[[ EXERCISE DATA, beginning ]]
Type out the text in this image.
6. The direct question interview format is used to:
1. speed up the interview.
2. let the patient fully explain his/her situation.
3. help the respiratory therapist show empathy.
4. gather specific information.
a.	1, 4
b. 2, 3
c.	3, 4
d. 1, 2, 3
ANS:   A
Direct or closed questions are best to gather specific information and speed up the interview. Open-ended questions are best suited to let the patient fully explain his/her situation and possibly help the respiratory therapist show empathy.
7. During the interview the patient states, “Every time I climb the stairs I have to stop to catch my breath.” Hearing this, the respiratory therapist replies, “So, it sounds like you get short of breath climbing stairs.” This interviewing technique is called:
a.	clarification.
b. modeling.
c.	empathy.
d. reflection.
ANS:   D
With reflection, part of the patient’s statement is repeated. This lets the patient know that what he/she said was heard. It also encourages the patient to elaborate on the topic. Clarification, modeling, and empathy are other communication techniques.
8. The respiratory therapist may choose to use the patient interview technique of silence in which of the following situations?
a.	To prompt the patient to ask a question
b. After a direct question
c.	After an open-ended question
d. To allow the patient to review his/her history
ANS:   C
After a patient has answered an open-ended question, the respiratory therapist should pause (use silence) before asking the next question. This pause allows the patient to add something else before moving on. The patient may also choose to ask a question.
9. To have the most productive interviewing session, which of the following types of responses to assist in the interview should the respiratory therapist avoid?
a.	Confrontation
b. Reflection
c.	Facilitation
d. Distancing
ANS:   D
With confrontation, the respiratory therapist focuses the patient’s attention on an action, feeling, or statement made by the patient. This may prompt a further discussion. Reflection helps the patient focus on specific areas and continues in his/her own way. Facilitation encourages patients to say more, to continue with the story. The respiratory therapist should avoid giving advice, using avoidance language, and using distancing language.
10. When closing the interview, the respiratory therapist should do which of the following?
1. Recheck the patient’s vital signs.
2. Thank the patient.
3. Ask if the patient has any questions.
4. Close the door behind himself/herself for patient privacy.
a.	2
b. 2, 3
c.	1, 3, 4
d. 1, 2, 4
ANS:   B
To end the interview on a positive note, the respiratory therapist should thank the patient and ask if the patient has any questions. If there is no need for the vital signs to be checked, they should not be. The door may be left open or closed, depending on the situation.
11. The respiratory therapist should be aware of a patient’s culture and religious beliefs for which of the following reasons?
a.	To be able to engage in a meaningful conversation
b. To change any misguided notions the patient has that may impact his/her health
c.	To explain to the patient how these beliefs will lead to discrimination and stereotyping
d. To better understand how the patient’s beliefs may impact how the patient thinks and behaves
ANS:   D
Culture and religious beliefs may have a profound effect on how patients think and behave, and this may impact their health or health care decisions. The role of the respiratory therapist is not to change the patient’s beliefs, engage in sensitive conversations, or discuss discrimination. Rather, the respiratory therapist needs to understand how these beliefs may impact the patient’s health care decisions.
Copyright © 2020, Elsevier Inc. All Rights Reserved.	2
[[ EXERCISE DATA, end ]]
[[ EXERCISE DATA, beginning ]]
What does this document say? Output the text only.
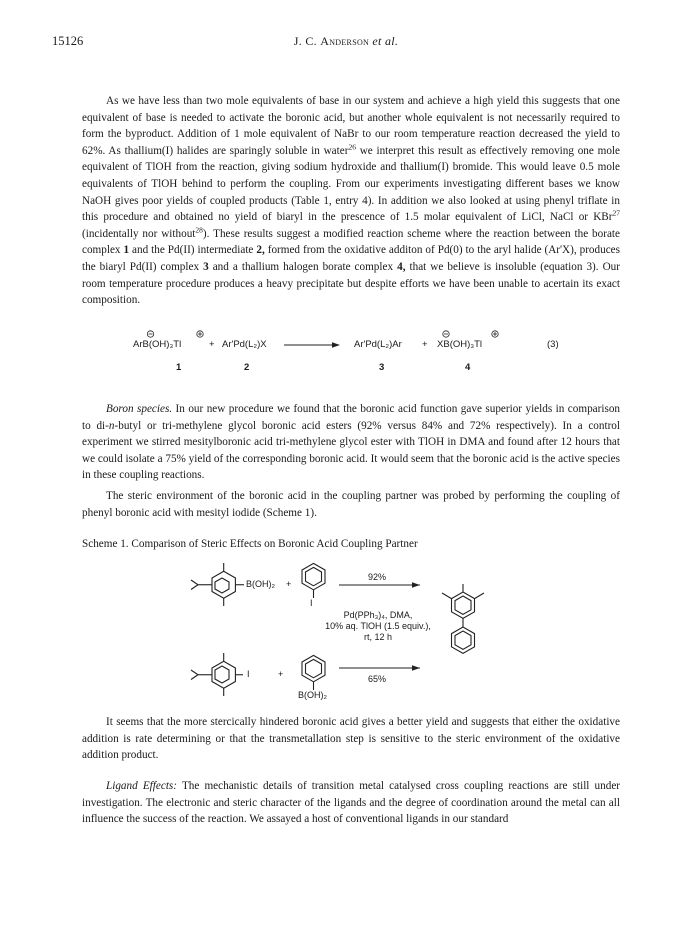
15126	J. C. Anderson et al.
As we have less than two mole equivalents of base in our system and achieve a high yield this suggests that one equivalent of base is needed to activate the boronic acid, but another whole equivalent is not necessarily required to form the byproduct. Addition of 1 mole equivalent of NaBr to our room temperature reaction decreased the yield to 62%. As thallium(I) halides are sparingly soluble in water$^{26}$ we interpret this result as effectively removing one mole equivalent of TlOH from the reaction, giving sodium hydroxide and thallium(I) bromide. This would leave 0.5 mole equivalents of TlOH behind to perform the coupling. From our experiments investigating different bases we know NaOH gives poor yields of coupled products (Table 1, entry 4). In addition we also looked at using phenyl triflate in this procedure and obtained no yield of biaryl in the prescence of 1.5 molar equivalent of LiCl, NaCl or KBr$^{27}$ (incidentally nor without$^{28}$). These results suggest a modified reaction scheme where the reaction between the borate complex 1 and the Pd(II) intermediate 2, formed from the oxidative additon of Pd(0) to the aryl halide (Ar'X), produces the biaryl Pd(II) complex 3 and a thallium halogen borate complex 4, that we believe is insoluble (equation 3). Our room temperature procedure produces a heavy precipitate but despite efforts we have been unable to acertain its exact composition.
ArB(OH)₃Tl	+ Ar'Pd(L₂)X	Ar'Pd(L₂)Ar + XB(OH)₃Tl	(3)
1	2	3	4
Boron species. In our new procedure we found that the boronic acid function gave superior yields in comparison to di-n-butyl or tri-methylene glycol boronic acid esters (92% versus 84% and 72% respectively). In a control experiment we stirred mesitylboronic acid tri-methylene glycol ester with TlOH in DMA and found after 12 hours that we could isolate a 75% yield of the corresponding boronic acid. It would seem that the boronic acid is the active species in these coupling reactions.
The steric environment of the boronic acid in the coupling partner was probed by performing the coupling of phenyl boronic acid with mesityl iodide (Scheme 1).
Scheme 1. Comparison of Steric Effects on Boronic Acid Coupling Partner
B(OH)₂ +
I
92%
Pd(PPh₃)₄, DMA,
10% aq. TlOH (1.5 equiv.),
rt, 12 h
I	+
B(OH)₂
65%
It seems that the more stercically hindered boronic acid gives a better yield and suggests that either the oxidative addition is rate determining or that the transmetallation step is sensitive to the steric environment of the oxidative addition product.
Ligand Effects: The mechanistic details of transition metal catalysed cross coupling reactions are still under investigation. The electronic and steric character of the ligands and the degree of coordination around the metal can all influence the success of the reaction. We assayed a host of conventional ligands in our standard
[[ EXERCISE DATA, end ]]
WHAT YOU HAVE TO DO: Where does the word "health" appear in the records above? Return every line that holds it.

SOLVED EXERCISE:
b. To change any misguided notions the patient has that may impact his/her health
Culture and religious beliefs may have a profound effect on how patients think and behave, and this may impact their health or health care decisions. The role of the respiratory therapist is not to change the patient’s beliefs, engage in sensitive conversations, or discuss discrimination. Rather, the respiratory therapist needs to understand how these beliefs may impact the patient’s health care decisions.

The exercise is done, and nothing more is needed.